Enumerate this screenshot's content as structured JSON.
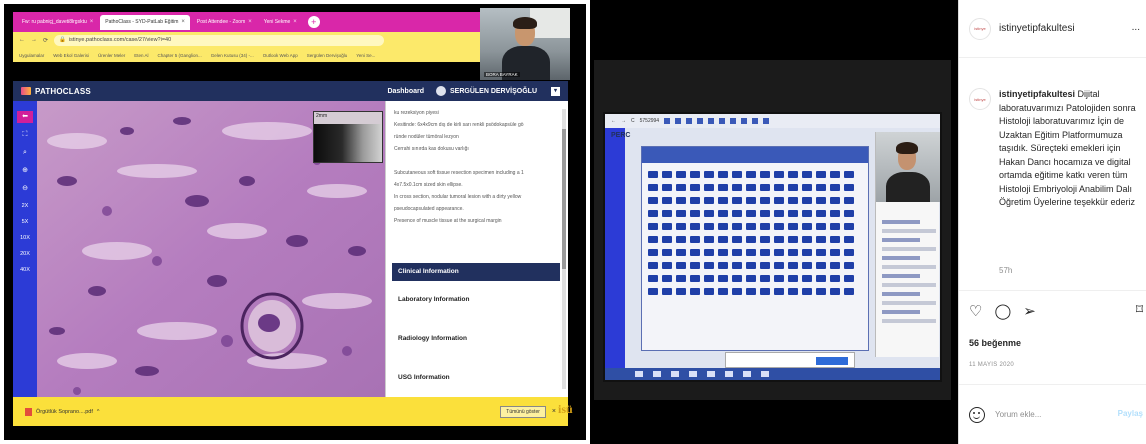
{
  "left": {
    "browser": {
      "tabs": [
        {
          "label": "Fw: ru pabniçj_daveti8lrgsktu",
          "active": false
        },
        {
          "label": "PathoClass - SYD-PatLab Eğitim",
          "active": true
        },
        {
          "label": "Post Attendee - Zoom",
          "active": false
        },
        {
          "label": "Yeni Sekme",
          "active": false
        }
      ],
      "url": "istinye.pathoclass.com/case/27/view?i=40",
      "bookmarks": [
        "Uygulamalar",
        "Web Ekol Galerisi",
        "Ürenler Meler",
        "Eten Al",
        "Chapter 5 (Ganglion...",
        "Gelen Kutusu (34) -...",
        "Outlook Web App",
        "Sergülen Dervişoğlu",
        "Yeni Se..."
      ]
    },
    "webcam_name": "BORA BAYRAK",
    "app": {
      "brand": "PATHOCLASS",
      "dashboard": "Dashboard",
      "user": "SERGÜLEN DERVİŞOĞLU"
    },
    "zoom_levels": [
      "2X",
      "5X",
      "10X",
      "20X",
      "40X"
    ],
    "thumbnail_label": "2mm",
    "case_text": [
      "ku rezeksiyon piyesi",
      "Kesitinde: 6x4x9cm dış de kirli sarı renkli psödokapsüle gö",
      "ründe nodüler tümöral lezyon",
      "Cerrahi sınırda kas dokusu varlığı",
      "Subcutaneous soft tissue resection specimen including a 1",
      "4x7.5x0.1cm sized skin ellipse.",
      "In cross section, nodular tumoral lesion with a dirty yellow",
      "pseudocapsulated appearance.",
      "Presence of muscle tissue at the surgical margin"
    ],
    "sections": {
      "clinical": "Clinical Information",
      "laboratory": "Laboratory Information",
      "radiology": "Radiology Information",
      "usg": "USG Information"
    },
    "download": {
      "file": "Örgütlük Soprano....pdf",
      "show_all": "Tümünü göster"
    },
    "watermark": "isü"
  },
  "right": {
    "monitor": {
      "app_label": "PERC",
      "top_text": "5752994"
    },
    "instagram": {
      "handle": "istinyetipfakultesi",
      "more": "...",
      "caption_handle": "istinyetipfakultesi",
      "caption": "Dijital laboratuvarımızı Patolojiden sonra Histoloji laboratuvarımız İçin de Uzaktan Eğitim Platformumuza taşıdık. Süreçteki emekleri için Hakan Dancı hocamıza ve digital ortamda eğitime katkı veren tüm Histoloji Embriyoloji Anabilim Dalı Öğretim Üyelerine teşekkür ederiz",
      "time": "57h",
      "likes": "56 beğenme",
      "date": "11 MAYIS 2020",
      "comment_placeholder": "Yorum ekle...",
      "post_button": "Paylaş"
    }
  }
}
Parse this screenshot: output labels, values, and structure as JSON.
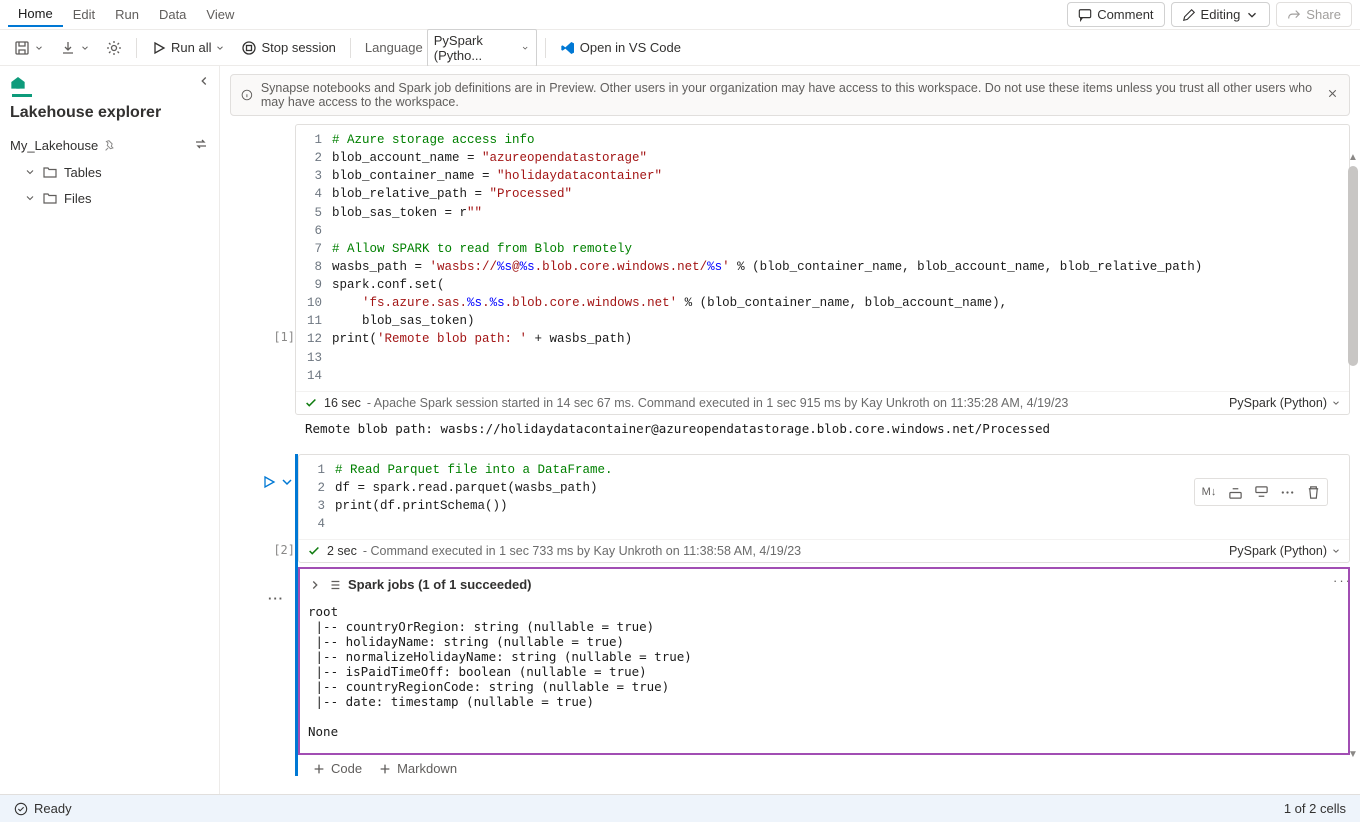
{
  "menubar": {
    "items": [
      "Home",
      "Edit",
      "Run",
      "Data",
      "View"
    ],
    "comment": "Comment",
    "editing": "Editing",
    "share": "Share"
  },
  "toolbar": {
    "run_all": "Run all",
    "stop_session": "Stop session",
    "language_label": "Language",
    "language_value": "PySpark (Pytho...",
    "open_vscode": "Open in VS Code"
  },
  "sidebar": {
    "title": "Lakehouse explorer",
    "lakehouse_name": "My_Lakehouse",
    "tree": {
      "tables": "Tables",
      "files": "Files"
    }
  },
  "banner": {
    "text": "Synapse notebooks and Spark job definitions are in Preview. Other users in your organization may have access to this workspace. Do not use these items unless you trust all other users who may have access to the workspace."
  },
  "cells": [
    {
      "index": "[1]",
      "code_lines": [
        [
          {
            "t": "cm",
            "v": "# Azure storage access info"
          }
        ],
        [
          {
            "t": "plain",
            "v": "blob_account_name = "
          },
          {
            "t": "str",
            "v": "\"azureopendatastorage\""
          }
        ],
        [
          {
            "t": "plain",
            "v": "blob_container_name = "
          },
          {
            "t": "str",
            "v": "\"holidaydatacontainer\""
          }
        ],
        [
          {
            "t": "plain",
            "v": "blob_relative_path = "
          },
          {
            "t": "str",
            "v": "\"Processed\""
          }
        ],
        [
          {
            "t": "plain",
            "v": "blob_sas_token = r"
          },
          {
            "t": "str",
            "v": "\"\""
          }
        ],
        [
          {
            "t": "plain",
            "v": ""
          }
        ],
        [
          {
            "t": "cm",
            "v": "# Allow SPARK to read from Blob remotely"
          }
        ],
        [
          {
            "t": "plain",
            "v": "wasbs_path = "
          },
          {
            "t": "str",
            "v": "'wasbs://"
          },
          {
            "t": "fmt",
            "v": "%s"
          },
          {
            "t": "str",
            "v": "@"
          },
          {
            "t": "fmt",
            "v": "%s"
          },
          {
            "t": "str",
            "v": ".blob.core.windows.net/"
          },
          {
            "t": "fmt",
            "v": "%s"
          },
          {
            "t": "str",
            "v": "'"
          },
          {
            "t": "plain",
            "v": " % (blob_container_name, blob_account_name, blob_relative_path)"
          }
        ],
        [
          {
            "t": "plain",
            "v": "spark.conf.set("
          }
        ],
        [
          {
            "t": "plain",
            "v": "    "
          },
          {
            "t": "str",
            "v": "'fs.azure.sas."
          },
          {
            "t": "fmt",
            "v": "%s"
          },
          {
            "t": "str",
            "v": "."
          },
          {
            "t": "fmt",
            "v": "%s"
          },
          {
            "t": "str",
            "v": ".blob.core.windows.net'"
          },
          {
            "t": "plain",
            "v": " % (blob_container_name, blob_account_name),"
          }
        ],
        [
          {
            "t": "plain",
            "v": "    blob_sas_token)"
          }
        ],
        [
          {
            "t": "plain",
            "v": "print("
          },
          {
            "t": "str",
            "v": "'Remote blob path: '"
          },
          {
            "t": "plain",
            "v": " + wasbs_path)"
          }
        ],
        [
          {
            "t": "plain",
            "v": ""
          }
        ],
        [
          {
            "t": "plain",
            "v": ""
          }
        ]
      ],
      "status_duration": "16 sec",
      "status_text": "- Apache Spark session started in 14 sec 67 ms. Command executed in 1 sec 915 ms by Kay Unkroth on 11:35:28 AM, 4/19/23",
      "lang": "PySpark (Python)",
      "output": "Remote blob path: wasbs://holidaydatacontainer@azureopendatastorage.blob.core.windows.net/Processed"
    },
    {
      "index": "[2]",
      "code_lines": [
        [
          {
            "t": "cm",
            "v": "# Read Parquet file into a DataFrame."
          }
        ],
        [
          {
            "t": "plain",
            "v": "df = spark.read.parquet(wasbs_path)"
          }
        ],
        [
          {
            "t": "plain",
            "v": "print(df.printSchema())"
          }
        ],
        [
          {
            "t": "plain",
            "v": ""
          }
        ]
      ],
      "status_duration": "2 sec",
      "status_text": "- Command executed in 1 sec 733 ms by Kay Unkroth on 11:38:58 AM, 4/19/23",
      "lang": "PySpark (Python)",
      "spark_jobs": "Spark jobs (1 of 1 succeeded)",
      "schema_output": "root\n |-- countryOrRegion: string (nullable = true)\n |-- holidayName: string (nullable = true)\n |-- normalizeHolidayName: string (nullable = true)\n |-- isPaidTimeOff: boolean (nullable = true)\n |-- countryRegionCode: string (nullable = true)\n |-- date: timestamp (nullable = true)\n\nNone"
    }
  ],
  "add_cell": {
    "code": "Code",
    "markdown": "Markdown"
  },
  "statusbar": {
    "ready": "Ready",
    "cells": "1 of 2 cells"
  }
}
━━━━━━
What to produce → Pull out every line in the material above where "Command" occurs.

Solution →
      "status_text": "- Apache Spark session started in 14 sec 67 ms. Command executed in 1 sec 915 ms by Kay Unkroth on 11:35:28 AM, 4/19/23",
      "status_text": "- Command executed in 1 sec 733 ms by Kay Unkroth on 11:38:58 AM, 4/19/23",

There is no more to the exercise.